:: SUPPLIED DATA ::
★ ★ ★ ★ ★ ★ ★

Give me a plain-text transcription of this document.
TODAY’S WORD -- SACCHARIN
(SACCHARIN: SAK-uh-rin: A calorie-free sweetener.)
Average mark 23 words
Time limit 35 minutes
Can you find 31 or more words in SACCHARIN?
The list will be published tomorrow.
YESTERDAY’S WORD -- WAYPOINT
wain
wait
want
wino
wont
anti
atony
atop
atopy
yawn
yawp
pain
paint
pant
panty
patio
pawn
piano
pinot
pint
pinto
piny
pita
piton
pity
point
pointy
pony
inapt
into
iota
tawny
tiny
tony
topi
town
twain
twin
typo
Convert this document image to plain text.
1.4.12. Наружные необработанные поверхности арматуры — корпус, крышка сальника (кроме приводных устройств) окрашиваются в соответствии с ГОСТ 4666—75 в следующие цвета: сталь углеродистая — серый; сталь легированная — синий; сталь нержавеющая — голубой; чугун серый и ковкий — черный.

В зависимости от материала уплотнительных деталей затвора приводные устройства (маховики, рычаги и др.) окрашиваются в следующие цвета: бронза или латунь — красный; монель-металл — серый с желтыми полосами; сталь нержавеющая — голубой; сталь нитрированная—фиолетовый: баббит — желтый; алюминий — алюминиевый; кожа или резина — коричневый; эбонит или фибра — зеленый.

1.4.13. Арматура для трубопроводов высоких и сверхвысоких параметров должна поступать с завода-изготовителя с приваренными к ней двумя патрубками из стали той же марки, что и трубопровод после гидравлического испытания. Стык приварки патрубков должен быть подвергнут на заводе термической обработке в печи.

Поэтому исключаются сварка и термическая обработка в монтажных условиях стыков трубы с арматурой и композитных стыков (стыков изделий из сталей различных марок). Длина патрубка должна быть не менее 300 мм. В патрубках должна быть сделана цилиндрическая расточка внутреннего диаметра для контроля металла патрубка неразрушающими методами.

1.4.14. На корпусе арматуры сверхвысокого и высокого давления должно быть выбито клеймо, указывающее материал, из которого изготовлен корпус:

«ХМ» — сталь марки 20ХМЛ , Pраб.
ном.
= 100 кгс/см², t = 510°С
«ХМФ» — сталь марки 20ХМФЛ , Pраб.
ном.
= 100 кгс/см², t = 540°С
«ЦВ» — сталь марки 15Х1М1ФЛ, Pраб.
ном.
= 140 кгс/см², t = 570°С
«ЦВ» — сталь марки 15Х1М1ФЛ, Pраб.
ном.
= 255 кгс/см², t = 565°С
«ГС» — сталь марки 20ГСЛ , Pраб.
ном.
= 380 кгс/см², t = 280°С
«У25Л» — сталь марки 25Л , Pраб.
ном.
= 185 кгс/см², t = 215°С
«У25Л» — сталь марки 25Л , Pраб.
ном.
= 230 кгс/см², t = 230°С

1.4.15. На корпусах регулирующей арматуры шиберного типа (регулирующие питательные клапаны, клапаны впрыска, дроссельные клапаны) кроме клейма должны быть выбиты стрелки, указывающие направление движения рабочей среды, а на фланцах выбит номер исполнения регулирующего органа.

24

★ ★ ★ ★ ★ ★ ★

:: TASK DIRECTIONS ::
Search the data above for the string "words" and copy each line that has it.

:: SOLUTION TO THIS EXERCISE ::
Average mark 23 words
Can you find 31 or more words in SACCHARIN?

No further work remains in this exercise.